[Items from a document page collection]
▼
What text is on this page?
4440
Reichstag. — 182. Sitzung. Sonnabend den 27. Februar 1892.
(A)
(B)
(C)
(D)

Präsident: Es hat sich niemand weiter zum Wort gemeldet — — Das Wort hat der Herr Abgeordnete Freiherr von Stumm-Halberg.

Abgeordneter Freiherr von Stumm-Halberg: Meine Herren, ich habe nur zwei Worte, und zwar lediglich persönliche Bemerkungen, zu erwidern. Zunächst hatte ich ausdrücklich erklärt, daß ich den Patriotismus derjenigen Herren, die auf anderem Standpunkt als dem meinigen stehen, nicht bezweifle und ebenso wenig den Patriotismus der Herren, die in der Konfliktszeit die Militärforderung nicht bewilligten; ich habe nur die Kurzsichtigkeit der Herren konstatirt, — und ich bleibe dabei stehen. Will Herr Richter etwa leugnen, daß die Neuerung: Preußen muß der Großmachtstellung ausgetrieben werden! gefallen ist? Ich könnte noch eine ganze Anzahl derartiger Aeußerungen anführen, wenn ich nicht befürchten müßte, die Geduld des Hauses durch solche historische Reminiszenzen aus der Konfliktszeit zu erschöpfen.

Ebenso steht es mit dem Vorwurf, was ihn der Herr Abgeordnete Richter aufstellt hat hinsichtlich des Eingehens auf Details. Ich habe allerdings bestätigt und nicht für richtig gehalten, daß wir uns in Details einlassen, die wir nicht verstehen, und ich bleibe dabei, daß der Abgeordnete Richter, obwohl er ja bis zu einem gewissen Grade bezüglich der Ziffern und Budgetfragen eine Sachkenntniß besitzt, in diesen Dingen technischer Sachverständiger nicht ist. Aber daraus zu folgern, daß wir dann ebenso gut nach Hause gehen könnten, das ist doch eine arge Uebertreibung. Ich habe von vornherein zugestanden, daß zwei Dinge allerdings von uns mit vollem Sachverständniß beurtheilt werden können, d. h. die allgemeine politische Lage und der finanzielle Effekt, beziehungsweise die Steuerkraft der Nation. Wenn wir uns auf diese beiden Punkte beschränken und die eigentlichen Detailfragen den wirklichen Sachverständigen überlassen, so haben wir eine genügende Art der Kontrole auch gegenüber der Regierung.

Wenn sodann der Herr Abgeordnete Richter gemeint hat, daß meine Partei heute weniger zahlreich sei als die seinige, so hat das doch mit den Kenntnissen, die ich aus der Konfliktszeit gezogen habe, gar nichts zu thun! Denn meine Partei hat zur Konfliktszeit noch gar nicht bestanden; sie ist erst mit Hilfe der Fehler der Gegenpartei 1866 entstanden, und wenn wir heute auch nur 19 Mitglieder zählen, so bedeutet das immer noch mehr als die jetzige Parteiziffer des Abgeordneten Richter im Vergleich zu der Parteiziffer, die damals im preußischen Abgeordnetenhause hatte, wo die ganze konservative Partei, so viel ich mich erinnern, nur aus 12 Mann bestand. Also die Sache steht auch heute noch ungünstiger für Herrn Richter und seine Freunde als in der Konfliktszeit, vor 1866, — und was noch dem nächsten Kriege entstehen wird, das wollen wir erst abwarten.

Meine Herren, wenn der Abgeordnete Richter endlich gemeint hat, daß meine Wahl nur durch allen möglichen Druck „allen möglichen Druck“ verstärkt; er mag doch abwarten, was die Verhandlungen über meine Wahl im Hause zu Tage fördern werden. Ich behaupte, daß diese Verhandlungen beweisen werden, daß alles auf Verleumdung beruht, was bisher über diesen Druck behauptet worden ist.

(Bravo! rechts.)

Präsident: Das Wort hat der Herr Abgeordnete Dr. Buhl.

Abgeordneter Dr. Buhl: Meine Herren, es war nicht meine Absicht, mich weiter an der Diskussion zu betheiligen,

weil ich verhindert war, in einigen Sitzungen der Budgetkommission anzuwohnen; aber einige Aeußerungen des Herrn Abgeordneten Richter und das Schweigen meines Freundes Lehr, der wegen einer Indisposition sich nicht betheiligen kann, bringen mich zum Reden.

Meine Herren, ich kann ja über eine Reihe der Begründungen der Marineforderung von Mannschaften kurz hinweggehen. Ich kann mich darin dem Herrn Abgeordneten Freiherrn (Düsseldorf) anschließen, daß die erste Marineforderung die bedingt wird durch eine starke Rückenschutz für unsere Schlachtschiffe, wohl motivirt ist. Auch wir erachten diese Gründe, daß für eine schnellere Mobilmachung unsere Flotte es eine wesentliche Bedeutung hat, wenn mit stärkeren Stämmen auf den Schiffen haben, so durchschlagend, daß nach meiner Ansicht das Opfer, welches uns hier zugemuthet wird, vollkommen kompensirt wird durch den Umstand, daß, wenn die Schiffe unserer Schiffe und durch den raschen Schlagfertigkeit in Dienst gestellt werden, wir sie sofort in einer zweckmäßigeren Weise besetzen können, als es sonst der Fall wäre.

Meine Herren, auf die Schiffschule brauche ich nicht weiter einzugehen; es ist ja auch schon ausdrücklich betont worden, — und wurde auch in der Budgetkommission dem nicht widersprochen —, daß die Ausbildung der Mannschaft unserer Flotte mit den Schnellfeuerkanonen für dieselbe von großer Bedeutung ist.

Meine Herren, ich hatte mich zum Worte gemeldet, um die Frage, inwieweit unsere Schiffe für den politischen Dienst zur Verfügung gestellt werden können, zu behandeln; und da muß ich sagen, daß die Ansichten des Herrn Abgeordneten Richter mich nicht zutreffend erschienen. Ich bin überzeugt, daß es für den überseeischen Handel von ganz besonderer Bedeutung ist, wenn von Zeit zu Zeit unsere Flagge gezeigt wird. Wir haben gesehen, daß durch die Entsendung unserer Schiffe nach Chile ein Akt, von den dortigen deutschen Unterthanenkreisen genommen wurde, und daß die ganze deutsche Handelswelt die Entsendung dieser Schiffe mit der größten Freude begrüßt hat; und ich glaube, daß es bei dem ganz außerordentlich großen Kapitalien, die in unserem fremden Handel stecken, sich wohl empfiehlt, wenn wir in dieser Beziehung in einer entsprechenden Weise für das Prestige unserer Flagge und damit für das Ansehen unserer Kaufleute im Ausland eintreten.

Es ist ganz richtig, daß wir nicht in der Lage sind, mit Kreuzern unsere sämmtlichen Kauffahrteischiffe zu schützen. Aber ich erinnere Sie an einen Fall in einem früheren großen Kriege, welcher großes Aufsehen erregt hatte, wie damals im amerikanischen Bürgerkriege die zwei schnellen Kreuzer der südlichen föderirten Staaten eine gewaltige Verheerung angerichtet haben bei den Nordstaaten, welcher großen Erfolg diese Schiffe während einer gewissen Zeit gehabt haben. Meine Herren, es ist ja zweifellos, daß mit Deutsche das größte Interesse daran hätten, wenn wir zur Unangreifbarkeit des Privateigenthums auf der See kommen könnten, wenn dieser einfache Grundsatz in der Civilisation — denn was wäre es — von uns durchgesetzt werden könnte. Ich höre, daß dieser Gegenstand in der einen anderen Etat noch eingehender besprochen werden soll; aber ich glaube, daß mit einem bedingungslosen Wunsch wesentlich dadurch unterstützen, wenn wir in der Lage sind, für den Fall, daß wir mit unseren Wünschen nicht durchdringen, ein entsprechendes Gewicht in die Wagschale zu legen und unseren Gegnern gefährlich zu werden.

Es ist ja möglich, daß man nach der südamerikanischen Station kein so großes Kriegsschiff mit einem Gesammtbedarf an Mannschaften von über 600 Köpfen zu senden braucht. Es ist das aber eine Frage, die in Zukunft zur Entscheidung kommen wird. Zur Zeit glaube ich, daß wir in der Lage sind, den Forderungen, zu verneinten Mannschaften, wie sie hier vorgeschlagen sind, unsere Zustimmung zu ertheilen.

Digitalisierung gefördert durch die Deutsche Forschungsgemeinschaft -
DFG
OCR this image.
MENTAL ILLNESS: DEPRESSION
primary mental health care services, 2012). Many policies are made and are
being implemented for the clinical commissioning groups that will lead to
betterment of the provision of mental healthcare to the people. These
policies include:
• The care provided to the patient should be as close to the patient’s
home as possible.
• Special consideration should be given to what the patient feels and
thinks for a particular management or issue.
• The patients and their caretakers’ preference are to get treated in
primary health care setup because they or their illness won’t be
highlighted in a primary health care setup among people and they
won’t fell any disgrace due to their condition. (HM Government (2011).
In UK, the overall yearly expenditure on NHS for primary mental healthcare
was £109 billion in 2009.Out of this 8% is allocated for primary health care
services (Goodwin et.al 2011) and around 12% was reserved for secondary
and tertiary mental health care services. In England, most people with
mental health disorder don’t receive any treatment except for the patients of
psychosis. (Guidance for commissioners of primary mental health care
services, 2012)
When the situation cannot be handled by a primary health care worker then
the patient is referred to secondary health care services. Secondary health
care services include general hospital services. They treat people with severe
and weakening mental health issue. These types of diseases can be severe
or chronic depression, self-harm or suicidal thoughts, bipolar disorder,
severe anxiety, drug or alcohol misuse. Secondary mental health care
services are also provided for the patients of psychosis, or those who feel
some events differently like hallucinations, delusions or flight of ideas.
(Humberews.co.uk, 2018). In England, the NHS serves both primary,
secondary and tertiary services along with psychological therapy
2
▲
Instructions to follow – Among the lines of the data above, find those with the word "provided" and show them.

Response area –
• The care provided to the patient should be as close to the patient’s
services are also provided for the patients of psychosis, or those who feel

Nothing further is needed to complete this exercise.